[Your instructions]
Repeat the records exactly. Every line must match.

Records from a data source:
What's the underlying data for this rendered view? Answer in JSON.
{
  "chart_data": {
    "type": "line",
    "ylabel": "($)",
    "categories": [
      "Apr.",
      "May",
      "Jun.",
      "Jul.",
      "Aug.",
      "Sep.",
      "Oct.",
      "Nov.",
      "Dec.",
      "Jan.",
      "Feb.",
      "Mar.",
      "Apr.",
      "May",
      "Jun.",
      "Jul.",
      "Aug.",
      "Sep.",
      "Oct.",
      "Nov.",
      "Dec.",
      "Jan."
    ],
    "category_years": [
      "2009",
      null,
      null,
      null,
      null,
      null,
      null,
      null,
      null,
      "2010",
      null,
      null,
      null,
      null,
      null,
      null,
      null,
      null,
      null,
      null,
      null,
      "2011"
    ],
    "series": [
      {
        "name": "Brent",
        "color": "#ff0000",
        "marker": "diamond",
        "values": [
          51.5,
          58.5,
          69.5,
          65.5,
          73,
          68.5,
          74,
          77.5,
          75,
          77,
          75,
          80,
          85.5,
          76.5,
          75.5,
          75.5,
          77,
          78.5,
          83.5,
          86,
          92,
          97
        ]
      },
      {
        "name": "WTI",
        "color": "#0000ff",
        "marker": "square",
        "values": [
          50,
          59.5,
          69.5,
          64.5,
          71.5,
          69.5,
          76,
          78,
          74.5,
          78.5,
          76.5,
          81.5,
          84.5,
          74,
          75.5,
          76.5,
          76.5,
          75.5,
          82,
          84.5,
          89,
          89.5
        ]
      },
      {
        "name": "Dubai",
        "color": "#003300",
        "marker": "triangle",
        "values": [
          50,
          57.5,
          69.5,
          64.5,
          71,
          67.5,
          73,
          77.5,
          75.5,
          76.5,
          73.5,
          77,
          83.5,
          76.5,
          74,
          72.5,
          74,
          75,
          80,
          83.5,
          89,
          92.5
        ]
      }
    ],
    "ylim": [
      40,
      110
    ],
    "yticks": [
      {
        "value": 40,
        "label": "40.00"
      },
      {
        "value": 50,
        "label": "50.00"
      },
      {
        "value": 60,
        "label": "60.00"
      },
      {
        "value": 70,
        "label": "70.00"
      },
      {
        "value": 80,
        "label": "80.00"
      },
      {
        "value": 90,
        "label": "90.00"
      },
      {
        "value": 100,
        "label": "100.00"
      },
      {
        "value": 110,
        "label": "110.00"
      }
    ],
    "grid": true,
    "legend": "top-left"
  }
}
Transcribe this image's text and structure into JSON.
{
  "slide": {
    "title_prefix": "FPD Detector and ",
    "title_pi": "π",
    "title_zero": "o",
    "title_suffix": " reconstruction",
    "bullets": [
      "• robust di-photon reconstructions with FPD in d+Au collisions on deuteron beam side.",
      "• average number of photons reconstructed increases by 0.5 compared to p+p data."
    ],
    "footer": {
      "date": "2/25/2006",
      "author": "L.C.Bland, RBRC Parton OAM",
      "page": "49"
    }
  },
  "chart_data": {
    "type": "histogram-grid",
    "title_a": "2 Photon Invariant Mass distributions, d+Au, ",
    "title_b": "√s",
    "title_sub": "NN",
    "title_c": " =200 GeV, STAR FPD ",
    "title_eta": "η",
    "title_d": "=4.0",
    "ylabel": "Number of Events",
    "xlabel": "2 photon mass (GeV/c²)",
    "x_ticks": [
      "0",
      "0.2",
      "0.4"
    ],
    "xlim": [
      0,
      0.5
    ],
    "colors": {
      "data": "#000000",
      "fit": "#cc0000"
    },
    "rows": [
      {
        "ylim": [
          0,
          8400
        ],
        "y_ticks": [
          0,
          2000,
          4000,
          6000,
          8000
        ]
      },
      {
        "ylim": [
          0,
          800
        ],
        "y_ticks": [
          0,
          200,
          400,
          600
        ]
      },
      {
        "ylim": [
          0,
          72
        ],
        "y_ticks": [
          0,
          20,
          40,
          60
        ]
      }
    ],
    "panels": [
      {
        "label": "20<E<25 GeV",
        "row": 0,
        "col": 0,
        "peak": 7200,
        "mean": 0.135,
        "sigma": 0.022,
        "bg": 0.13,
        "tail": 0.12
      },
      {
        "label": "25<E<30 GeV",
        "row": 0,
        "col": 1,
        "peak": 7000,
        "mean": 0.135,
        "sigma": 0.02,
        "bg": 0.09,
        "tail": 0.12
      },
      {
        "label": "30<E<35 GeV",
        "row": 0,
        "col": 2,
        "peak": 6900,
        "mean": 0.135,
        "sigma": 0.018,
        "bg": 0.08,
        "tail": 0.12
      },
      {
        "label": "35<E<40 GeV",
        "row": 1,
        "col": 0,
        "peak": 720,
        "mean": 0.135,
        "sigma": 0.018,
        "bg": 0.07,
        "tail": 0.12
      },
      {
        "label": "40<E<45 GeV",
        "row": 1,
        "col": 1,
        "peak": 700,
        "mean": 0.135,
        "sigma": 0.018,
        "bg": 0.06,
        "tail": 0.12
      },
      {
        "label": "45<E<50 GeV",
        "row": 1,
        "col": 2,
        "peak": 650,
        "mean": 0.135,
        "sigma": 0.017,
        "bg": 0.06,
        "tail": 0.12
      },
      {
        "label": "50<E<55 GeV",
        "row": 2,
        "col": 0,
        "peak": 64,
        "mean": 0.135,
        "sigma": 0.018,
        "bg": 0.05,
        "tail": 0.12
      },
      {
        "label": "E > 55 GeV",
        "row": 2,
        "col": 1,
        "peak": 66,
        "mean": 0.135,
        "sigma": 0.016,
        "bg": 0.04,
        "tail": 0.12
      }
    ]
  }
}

[Result of this task]
What's the underlying data for this rendered view? Answer in JSON.
{
  "chart_data": {
    "type": "line",
    "ylabel": "($)",
    "categories": [
      "Apr.",
      "May",
      "Jun.",
      "Jul.",
      "Aug.",
      "Sep.",
      "Oct.",
      "Nov.",
      "Dec.",
      "Jan.",
      "Feb.",
      "Mar.",
      "Apr.",
      "May",
      "Jun.",
      "Jul.",
      "Aug.",
      "Sep.",
      "Oct.",
      "Nov.",
      "Dec.",
      "Jan."
    ],
    "category_years": [
      "2009",
      null,
      null,
      null,
      null,
      null,
      null,
      null,
      null,
      "2010",
      null,
      null,
      null,
      null,
      null,
      null,
      null,
      null,
      null,
      null,
      null,
      "2011"
    ],
    "series": [
      {
        "name": "Brent",
        "color": "#ff0000",
        "marker": "diamond",
        "values": [
          51.5,
          58.5,
          69.5,
          65.5,
          73,
          68.5,
          74,
          77.5,
          75,
          77,
          75,
          80,
          85.5,
          76.5,
          75.5,
          75.5,
          77,
          78.5,
          83.5,
          86,
          92,
          97
        ]
      },
      {
        "name": "WTI",
        "color": "#0000ff",
        "marker": "square",
        "values": [
          50,
          59.5,
          69.5,
          64.5,
          71.5,
          69.5,
          76,
          78,
          74.5,
          78.5,
          76.5,
          81.5,
          84.5,
          74,
          75.5,
          76.5,
          76.5,
          75.5,
          82,
          84.5,
          89,
          89.5
        ]
      },
      {
        "name": "Dubai",
        "color": "#003300",
        "marker": "triangle",
        "values": [
          50,
          57.5,
          69.5,
          64.5,
          71,
          67.5,
          73,
          77.5,
          75.5,
          76.5,
          73.5,
          77,
          83.5,
          76.5,
          74,
          72.5,
          74,
          75,
          80,
          83.5,
          89,
          92.5
        ]
      }
    ],
    "ylim": [
      40,
      110
    ],
    "yticks": [
      {
        "value": 40,
        "label": "40.00"
      },
      {
        "value": 50,
        "label": "50.00"
      },
      {
        "value": 60,
        "label": "60.00"
      },
      {
        "value": 70,
        "label": "70.00"
      },
      {
        "value": 80,
        "label": "80.00"
      },
      {
        "value": 90,
        "label": "90.00"
      },
      {
        "value": 100,
        "label": "100.00"
      },
      {
        "value": 110,
        "label": "110.00"
      }
    ],
    "grid": true,
    "legend": "top-left"
  }
}
Transcribe this image's text and structure into JSON.
{
  "slide": {
    "title_prefix": "FPD Detector and ",
    "title_pi": "π",
    "title_zero": "o",
    "title_suffix": " reconstruction",
    "bullets": [
      "• robust di-photon reconstructions with FPD in d+Au collisions on deuteron beam side.",
      "• average number of photons reconstructed increases by 0.5 compared to p+p data."
    ],
    "footer": {
      "date": "2/25/2006",
      "author": "L.C.Bland, RBRC Parton OAM",
      "page": "49"
    }
  },
  "chart_data": {
    "type": "histogram-grid",
    "title_a": "2 Photon Invariant Mass distributions, d+Au, ",
    "title_b": "√s",
    "title_sub": "NN",
    "title_c": " =200 GeV, STAR FPD ",
    "title_eta": "η",
    "title_d": "=4.0",
    "ylabel": "Number of Events",
    "xlabel": "2 photon mass (GeV/c²)",
    "x_ticks": [
      "0",
      "0.2",
      "0.4"
    ],
    "xlim": [
      0,
      0.5
    ],
    "colors": {
      "data": "#000000",
      "fit": "#cc0000"
    },
    "rows": [
      {
        "ylim": [
          0,
          8400
        ],
        "y_ticks": [
          0,
          2000,
          4000,
          6000,
          8000
        ]
      },
      {
        "ylim": [
          0,
          800
        ],
        "y_ticks": [
          0,
          200,
          400,
          600
        ]
      },
      {
        "ylim": [
          0,
          72
        ],
        "y_ticks": [
          0,
          20,
          40,
          60
        ]
      }
    ],
    "panels": [
      {
        "label": "20<E<25 GeV",
        "row": 0,
        "col": 0,
        "peak": 7200,
        "mean": 0.135,
        "sigma": 0.022,
        "bg": 0.13,
        "tail": 0.12
      },
      {
        "label": "25<E<30 GeV",
        "row": 0,
        "col": 1,
        "peak": 7000,
        "mean": 0.135,
        "sigma": 0.02,
        "bg": 0.09,
        "tail": 0.12
      },
      {
        "label": "30<E<35 GeV",
        "row": 0,
        "col": 2,
        "peak": 6900,
        "mean": 0.135,
        "sigma": 0.018,
        "bg": 0.08,
        "tail": 0.12
      },
      {
        "label": "35<E<40 GeV",
        "row": 1,
        "col": 0,
        "peak": 720,
        "mean": 0.135,
        "sigma": 0.018,
        "bg": 0.07,
        "tail": 0.12
      },
      {
        "label": "40<E<45 GeV",
        "row": 1,
        "col": 1,
        "peak": 700,
        "mean": 0.135,
        "sigma": 0.018,
        "bg": 0.06,
        "tail": 0.12
      },
      {
        "label": "45<E<50 GeV",
        "row": 1,
        "col": 2,
        "peak": 650,
        "mean": 0.135,
        "sigma": 0.017,
        "bg": 0.06,
        "tail": 0.12
      },
      {
        "label": "50<E<55 GeV",
        "row": 2,
        "col": 0,
        "peak": 64,
        "mean": 0.135,
        "sigma": 0.018,
        "bg": 0.05,
        "tail": 0.12
      },
      {
        "label": "E > 55 GeV",
        "row": 2,
        "col": 1,
        "peak": 66,
        "mean": 0.135,
        "sigma": 0.016,
        "bg": 0.04,
        "tail": 0.12
      }
    ]
  }
}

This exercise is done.